* WRITTEN EXERCISE: Scan the material that follows. Copy every line containing the word "color".

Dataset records
-- start --

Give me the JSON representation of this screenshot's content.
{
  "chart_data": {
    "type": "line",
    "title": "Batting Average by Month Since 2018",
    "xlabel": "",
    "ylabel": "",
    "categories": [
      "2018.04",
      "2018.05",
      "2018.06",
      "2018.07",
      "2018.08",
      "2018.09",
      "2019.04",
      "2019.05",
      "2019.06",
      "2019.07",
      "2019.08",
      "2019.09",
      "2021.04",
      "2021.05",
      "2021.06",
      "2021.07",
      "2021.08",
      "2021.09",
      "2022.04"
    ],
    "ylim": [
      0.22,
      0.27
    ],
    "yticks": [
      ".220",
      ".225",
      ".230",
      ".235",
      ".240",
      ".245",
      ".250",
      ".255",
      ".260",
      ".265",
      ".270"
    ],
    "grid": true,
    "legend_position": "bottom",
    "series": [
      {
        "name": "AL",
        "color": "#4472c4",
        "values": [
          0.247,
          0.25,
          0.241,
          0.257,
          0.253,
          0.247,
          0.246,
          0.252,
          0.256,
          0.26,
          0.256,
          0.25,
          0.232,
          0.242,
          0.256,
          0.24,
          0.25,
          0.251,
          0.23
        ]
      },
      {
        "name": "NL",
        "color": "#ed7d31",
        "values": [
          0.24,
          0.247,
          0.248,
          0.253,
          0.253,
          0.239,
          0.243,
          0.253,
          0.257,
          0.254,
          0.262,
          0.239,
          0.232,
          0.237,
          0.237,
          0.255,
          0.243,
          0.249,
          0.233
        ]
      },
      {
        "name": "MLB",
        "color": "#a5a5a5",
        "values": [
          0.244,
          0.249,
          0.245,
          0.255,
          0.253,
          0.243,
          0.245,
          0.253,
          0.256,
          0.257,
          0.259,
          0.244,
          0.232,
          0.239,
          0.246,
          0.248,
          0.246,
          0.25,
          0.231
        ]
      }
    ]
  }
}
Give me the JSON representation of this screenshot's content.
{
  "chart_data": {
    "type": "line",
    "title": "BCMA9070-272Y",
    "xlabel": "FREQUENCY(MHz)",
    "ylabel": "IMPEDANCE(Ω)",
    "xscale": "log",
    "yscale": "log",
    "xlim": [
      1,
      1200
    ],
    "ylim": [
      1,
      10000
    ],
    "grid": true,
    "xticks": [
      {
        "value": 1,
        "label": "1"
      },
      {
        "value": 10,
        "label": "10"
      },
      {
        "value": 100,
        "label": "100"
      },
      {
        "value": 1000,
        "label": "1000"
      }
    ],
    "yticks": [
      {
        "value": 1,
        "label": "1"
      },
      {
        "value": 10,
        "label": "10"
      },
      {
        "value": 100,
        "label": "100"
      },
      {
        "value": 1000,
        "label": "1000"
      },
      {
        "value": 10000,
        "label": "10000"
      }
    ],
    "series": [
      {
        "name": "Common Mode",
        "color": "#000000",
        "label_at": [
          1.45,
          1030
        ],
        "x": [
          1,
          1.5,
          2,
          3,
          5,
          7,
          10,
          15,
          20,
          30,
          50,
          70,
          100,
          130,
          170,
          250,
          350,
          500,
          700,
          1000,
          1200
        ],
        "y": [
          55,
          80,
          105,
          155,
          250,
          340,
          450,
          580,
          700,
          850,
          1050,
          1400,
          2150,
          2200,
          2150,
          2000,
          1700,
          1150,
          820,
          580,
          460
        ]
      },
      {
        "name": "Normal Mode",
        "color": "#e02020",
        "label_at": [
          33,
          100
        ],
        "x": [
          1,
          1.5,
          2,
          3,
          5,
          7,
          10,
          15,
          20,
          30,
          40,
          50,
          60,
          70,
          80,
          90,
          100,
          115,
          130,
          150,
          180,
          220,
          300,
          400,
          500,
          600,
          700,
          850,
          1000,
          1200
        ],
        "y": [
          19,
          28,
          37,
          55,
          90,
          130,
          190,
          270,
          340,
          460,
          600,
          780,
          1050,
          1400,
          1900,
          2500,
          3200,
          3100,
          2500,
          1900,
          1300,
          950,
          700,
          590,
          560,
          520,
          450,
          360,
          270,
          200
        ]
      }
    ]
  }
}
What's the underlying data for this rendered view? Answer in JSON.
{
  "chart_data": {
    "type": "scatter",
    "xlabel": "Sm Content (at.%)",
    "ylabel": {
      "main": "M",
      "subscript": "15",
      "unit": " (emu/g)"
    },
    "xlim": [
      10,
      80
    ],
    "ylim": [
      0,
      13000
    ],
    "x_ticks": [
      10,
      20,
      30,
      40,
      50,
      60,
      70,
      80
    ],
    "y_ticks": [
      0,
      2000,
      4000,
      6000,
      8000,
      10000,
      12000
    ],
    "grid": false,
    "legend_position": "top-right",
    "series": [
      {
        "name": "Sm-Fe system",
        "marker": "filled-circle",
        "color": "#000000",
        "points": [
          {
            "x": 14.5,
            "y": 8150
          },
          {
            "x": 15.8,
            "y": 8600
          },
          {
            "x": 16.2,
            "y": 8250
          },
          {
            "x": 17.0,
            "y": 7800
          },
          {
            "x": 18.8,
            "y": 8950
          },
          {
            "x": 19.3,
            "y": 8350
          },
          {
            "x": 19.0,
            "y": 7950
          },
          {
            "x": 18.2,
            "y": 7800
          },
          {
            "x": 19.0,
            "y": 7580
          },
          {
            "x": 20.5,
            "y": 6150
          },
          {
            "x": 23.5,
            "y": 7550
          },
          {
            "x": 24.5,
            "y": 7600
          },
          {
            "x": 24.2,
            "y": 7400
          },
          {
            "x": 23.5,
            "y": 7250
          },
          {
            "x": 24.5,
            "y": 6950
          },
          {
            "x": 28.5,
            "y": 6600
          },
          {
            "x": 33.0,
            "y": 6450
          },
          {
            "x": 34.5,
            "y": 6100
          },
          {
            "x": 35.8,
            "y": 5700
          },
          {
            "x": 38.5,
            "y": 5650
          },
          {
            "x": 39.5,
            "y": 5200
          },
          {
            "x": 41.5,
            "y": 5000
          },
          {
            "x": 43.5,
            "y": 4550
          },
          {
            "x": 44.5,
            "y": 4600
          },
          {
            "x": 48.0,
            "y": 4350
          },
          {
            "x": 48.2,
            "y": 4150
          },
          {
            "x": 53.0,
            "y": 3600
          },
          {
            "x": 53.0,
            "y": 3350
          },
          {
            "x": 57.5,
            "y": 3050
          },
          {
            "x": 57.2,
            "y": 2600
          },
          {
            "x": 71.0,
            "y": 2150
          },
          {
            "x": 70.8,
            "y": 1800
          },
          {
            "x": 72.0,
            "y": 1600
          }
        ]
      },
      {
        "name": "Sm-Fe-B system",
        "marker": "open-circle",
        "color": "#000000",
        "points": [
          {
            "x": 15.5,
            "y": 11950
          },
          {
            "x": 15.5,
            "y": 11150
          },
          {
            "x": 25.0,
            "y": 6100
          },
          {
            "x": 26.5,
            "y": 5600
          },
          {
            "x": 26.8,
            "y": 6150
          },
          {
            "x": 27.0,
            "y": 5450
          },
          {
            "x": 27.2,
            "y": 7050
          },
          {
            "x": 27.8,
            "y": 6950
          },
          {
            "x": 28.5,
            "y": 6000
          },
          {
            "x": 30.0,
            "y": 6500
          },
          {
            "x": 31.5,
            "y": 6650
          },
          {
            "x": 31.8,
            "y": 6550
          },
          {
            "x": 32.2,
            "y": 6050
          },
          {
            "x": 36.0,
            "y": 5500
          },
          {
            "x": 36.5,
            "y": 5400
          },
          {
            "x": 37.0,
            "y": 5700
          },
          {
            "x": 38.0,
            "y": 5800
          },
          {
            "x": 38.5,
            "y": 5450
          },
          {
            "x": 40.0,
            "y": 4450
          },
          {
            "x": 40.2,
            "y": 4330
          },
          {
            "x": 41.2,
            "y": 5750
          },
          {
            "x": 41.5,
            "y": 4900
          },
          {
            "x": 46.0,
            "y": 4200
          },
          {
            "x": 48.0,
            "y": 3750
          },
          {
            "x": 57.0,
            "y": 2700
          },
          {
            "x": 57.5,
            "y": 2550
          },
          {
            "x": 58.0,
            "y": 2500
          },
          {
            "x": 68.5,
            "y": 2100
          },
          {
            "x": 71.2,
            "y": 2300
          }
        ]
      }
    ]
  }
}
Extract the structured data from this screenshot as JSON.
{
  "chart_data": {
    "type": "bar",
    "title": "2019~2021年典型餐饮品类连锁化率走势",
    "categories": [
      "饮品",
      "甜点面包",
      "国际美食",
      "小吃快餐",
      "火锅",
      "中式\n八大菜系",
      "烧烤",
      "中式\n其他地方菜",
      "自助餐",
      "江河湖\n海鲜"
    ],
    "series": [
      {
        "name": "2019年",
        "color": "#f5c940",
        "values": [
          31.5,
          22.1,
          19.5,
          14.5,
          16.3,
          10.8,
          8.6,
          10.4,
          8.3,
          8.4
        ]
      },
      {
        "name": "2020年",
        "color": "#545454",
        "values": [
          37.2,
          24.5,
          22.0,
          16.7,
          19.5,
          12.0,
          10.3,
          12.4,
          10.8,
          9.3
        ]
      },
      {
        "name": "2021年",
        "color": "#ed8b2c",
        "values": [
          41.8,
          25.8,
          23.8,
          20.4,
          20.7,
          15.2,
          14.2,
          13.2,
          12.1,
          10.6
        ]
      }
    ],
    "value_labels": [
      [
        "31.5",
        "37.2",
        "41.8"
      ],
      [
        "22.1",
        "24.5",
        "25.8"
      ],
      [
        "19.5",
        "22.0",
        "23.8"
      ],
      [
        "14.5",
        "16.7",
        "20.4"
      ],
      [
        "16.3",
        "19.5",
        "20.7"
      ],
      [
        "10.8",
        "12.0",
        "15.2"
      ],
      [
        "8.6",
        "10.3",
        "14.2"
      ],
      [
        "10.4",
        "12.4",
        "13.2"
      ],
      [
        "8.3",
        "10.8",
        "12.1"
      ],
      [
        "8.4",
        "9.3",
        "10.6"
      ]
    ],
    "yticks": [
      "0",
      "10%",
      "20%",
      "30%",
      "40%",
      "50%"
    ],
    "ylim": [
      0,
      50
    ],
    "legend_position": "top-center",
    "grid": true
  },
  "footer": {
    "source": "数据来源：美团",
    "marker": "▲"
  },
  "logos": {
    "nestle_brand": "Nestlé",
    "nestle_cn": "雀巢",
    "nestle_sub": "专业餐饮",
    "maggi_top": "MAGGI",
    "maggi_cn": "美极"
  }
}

-- end --

* TASK ANSWER:
        "color": "#4472c4",
        "color": "#ed7d31",
        "color": "#a5a5a5",
        "color": "#000000",
        "color": "#e02020",
        "color": "#000000",
        "color": "#000000",
        "color": "#f5c940",
        "color": "#545454",
        "color": "#ed8b2c",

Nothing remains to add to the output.